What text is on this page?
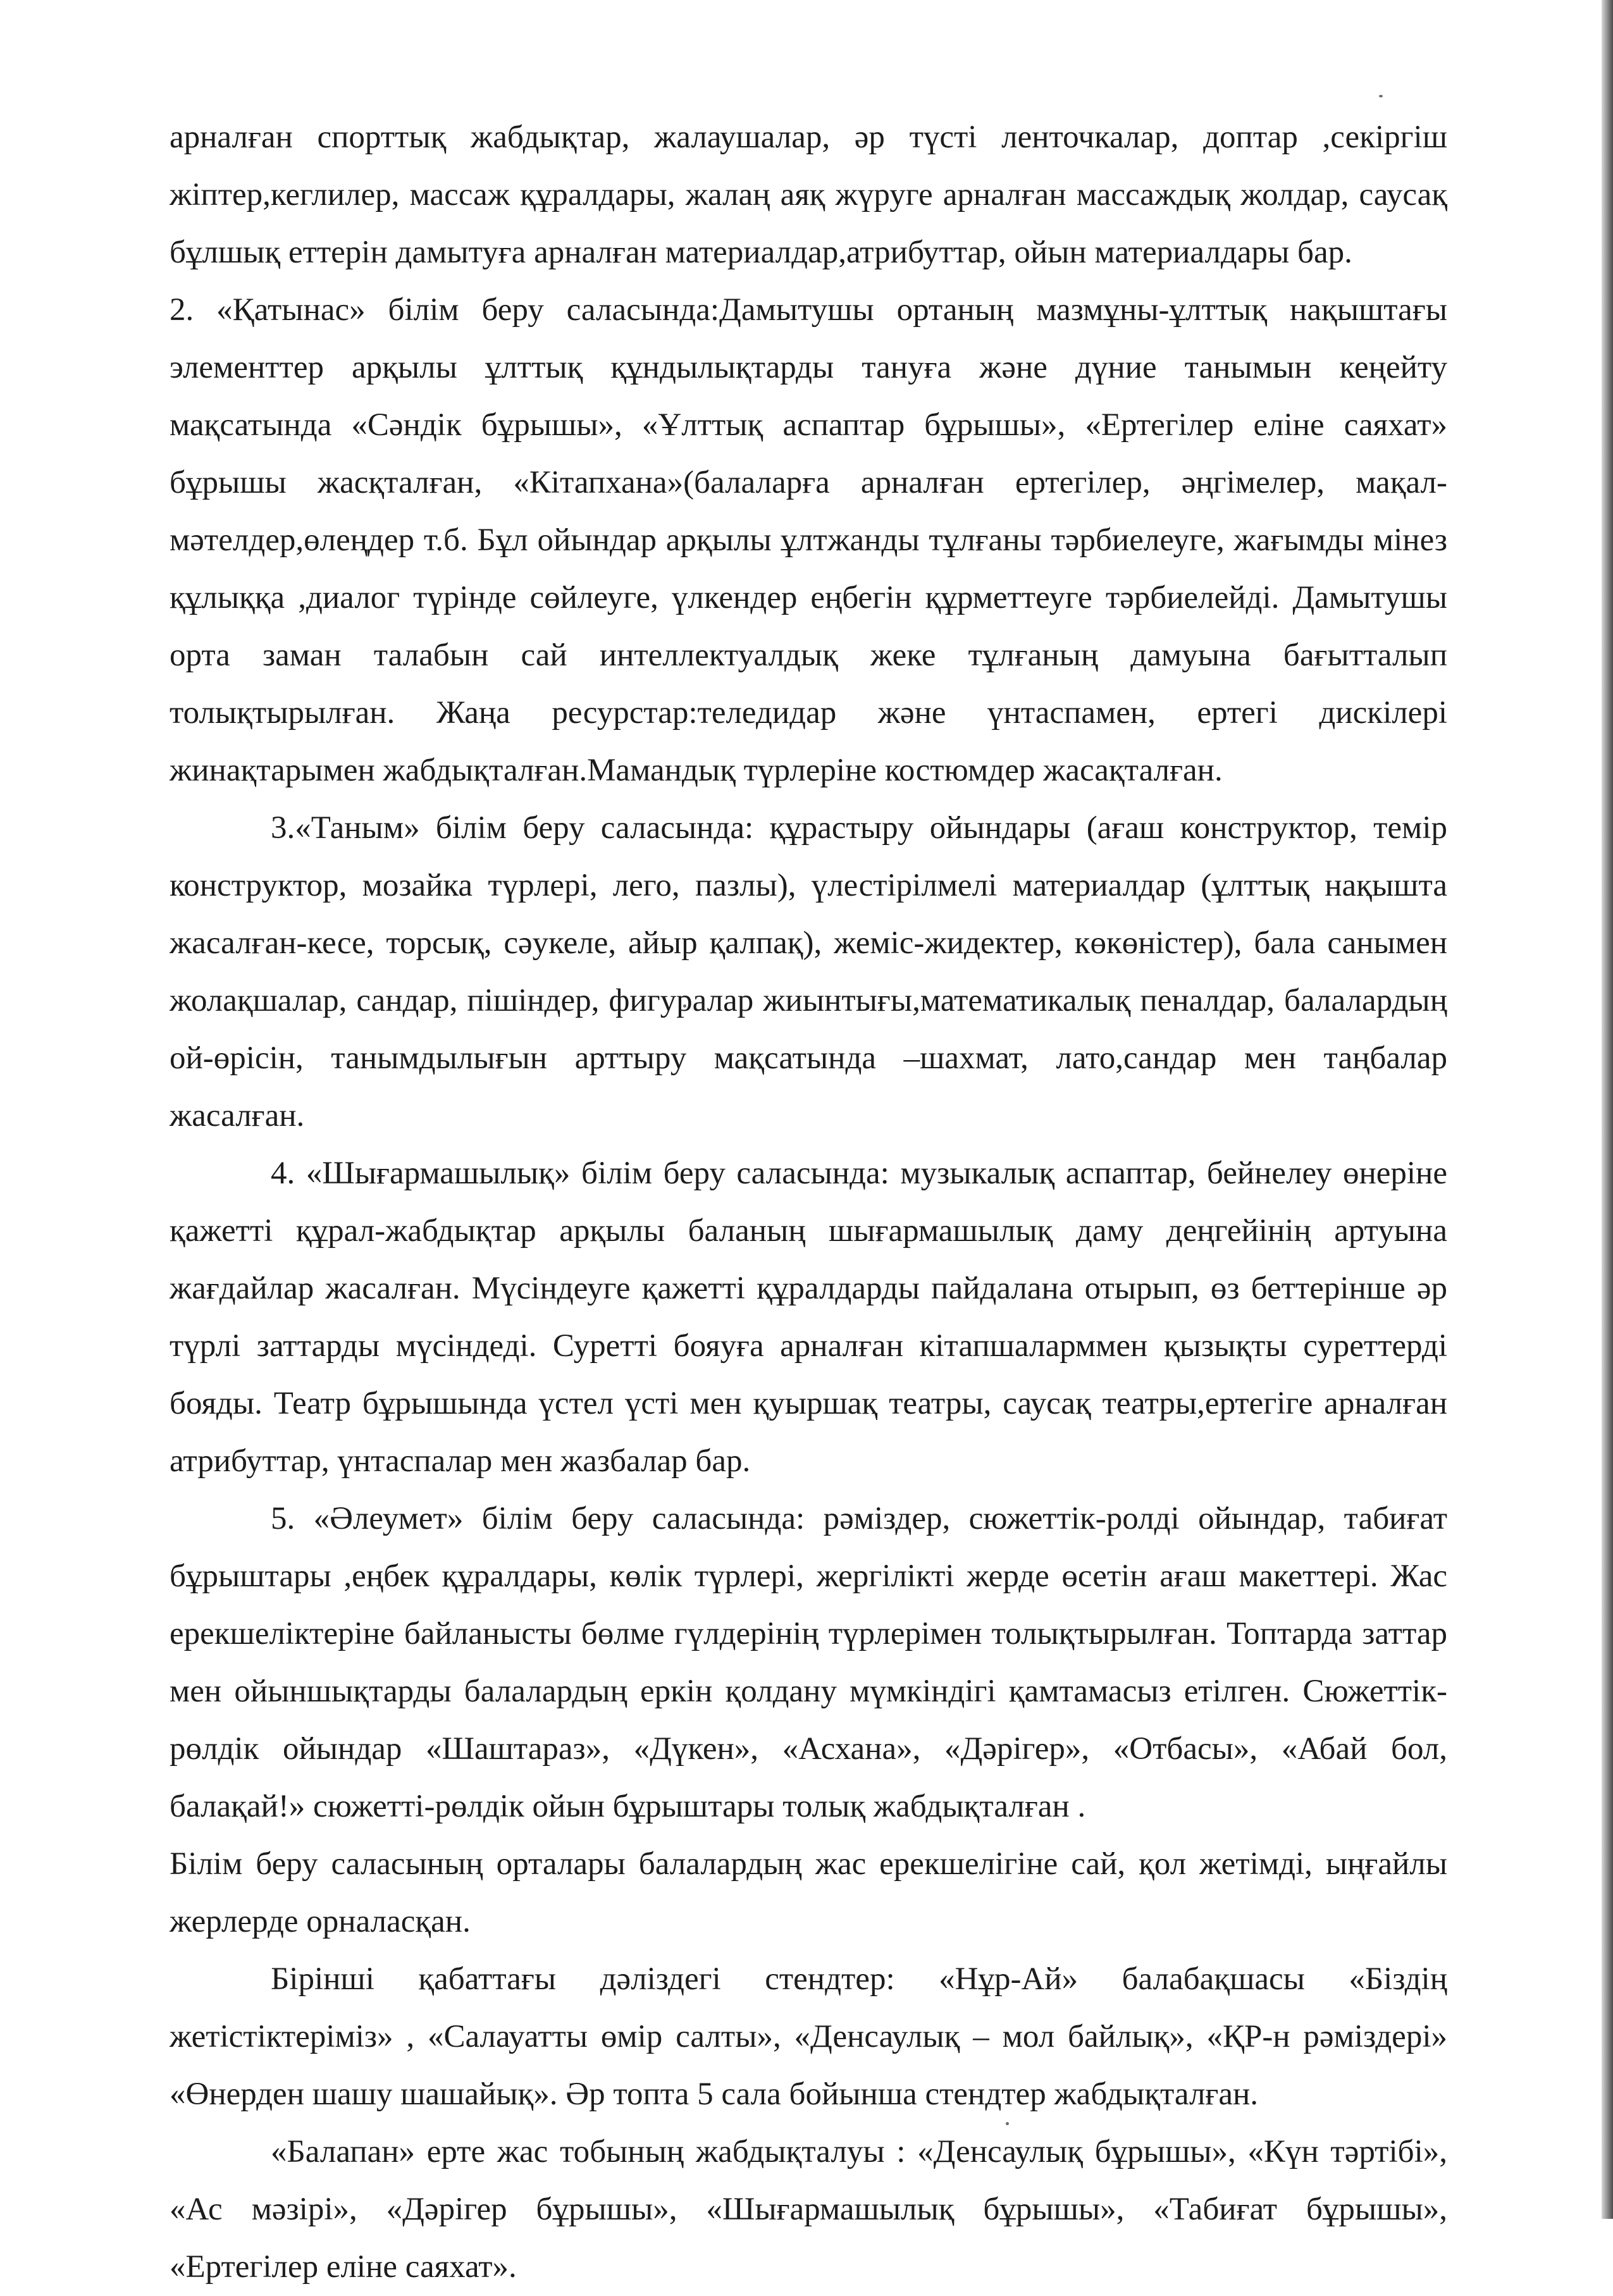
арналған спорттық жабдықтар, жалаушалар, әр түсті ленточкалар, доптар ,секіргіш жіптер,кеглилер, массаж құралдары, жалаң аяқ жүруге арналған массаждық жолдар, саусақ бұлшық еттерін дамытуға арналған материалдар,атрибуттар, ойын материалдары бар.

2. «Қатынас» білім беру саласында:Дамытушы ортаның мазмұны-ұлттық нақыштағы элементтер арқылы ұлттық құндылықтарды тануға және дүние танымын кеңейту мақсатында «Сәндік бұрышы», «Ұлттық аспаптар бұрышы», «Ертегілер еліне саяхат» бұрышы жасқталған, «Кітапхана»(балаларға арналған ертегілер, әңгімелер, мақал-мәтелдер,өлеңдер т.б. Бұл ойындар арқылы ұлтжанды тұлғаны тәрбиелеуге, жағымды мінез құлыққа ,диалог түрінде сөйлеуге, үлкендер еңбегін құрметтеуге тәрбиелейді. Дамытушы орта заман талабын сай интеллектуалдық жеке тұлғаның дамуына бағытталып толықтырылған. Жаңа ресурстар:теледидар және үнтаспамен, ертегі дискілері жинақтарымен жабдықталған.Мамандық түрлеріне костюмдер жасақталған.

3.«Таным» білім беру саласында: құрастыру ойындары (ағаш конструктор, темір конструктор, мозайка түрлері, лего, пазлы), үлестірілмелі материалдар (ұлттық нақышта жасалған-кесе, торсық, сәукеле, айыр қалпақ), жеміс-жидектер, көкөністер), бала санымен жолақшалар, сандар, пішіндер, фигуралар жиынтығы,математикалық пеналдар, балалардың ой-өрісін, танымдылығын арттыру мақсатында –шахмат, лато,сандар мен таңбалар жасалған.

4. «Шығармашылық» білім беру саласында: музыкалық аспаптар, бейнелеу өнеріне қажетті құрал-жабдықтар арқылы баланың шығармашылық даму деңгейінің артуына жағдайлар жасалған. Мүсіндеуге қажетті құралдарды пайдалана отырып, өз беттерінше әр түрлі заттарды мүсіндеді. Суретті бояуға арналған кітапшаларммен қызықты суреттерді бояды. Театр бұрышында үстел үсті мен қуыршақ театры, саусақ театры,ертегіге арналған атрибуттар, үнтаспалар мен жазбалар бар.

5. «Әлеумет» білім беру саласында: рәміздер, сюжеттік-ролді ойындар, табиғат бұрыштары ,еңбек құралдары, көлік түрлері, жергілікті жерде өсетін ағаш макеттері. Жас ерекшеліктеріне байланысты бөлме гүлдерінің түрлерімен толықтырылған. Топтарда заттар мен ойыншықтарды балалардың еркін қолдану мүмкіндігі қамтамасыз етілген. Сюжеттік-рөлдік ойындар «Шаштараз», «Дүкен», «Асхана», «Дәрігер», «Отбасы», «Абай бол, балақай!» сюжетті-рөлдік ойын бұрыштары толық жабдықталған .

Білім беру саласының орталары балалардың жас ерекшелігіне сай, қол жетімді, ыңғайлы жерлерде орналасқан.

Бірінші қабаттағы дәліздегі стендтер: «Нұр-Ай» балабақшасы «Біздің жетістіктеріміз» , «Салауатты өмір салты», «Денсаулық – мол байлық», «ҚР-н рәміздері» «Өнерден шашу шашайық». Әр топта 5 сала бойынша стендтер жабдықталған.

«Балапан» ерте жас тобының жабдықталуы : «Денсаулық бұрышы», «Күн тәртібі», «Ас мәзірі», «Дәрігер бұрышы», «Шығармашылық бұрышы», «Табиғат бұрышы», «Ертегілер еліне саяхат».
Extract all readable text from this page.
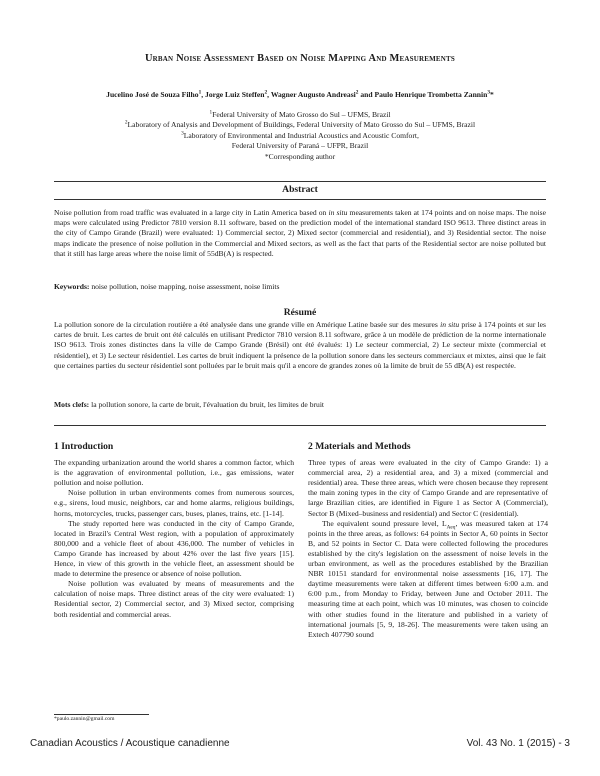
Urban Noise Assessment Based on Noise Mapping And Measurements
Jucelino José de Souza Filho$^1$, Jorge Luiz Steffen$^2$, Wagner Augusto Andreasi$^2$ and Paulo Henrique Trombetta Zannin$^3$*
$^1$Federal University of Mato Grosso do Sul – UFMS, Brazil
$^2$Laboratory of Analysis and Development of Buildings, Federal University of Mato Grosso do Sul – UFMS, Brazil
$^3$Laboratory of Environmental and Industrial Acoustics and Acoustic Comfort,
Federal University of Paraná – UFPR, Brazil
*Corresponding author
Abstract
Noise pollution from road traffic was evaluated in a large city in Latin America based on in situ measurements taken at 174 points and on noise maps. The noise maps were calculated using Predictor 7810 version 8.11 software, based on the prediction model of the international standard ISO 9613. Three distinct areas in the city of Campo Grande (Brazil) were evaluated: 1) Commercial sector, 2) Mixed sector (commercial and residential), and 3) Residential sector. The noise maps indicate the presence of noise pollution in the Commercial and Mixed sectors, as well as the fact that parts of the Residential sector are noise polluted but that it still has large areas where the noise limit of 55dB(A) is respected.
Keywords: noise pollution, noise mapping, noise assessment, noise limits
Résumé
La pollution sonore de la circulation routière a été analysée dans une grande ville en Amérique Latine basée sur des mesures in situ prise à 174 points et sur les cartes de bruit. Les cartes de bruit ont été calculés en utilisant Predictor 7810 version 8.11 software, grâce à un modèle de prédiction de la norme internationale ISO 9613. Trois zones distinctes dans la ville de Campo Grande (Brésil) ont été évalués: 1) Le secteur commercial, 2) Le secteur mixte (commercial et résidentiel), et 3) Le secteur résidentiel. Les cartes de bruit indiquent la présence de la pollution sonore dans les secteurs commerciaux et mixtes, ainsi que le fait que certaines parties du secteur résidentiel sont polluées par le bruit mais qu'il a encore de grandes zones où la limite de bruit de 55 dB(A) est respectée.
Mots clefs: la pollution sonore, la carte de bruit, l'évaluation du bruit, les limites de bruit
1 Introduction

The expanding urbanization around the world shares a common factor, which is the aggravation of environmental pollution, i.e., gas emissions, water pollution and noise pollution.

Noise pollution in urban environments comes from numerous sources, e.g., sirens, loud music, neighbors, car and home alarms, religious buildings, horns, motorcycles, trucks, passenger cars, buses, planes, trains, etc. [1-14].

The study reported here was conducted in the city of Campo Grande, located in Brazil's Central West region, with a population of approximately 800,000 and a vehicle fleet of about 436,000. The number of vehicles in Campo Grande has increased by about 42% over the last five years [15]. Hence, in view of this growth in the vehicle fleet, an assessment should be made to determine the presence or absence of noise pollution.

Noise pollution was evaluated by means of measurements and the calculation of noise maps. Three distinct areas of the city were evaluated: 1) Residential sector, 2) Commercial sector, and 3) Mixed sector, comprising both residential and commercial areas.

2 Materials and Methods

Three types of areas were evaluated in the city of Campo Grande: 1) a commercial area, 2) a residential area, and 3) a mixed (commercial and residential) area. These three areas, which were chosen because they represent the main zoning types in the city of Campo Grande and are representative of large Brazilian cities, are identified in Figure 1 as Sector A (Commercial), Sector B (Mixed–business and residential) and Sector C (residential).

The equivalent sound pressure level, $L_{Aeq}$, was measured taken at 174 points in the three areas, as follows: 64 points in Sector A, 60 points in Sector B, and 52 points in Sector C. Data were collected following the procedures established by the city's legislation on the assessment of noise levels in the urban environment, as well as the procedures established by the Brazilian NBR 10151 standard for environmental noise assessments [16, 17]. The daytime measurements were taken at different times between 6:00 a.m. and 6:00 p.m., from Monday to Friday, between June and October 2011. The measuring time at each point, which was 10 minutes, was chosen to coincide with other studies found in the literature and published in a variety of international journals [5, 9, 18-26]. The measurements were taken using an Extech 407790 sound

*paulo.zannin@gmail.com
Canadian Acoustics / Acoustique canadienne	Vol. 43 No. 1 (2015) - 3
= = = = =
Filter the records down to the lines that contain the string "Mato", and copy those lines.

$^1$Federal University of Mato Grosso do Sul – UFMS, Brazil
$^2$Laboratory of Analysis and Development of Buildings, Federal University of Mato Grosso do Sul – UFMS, Brazil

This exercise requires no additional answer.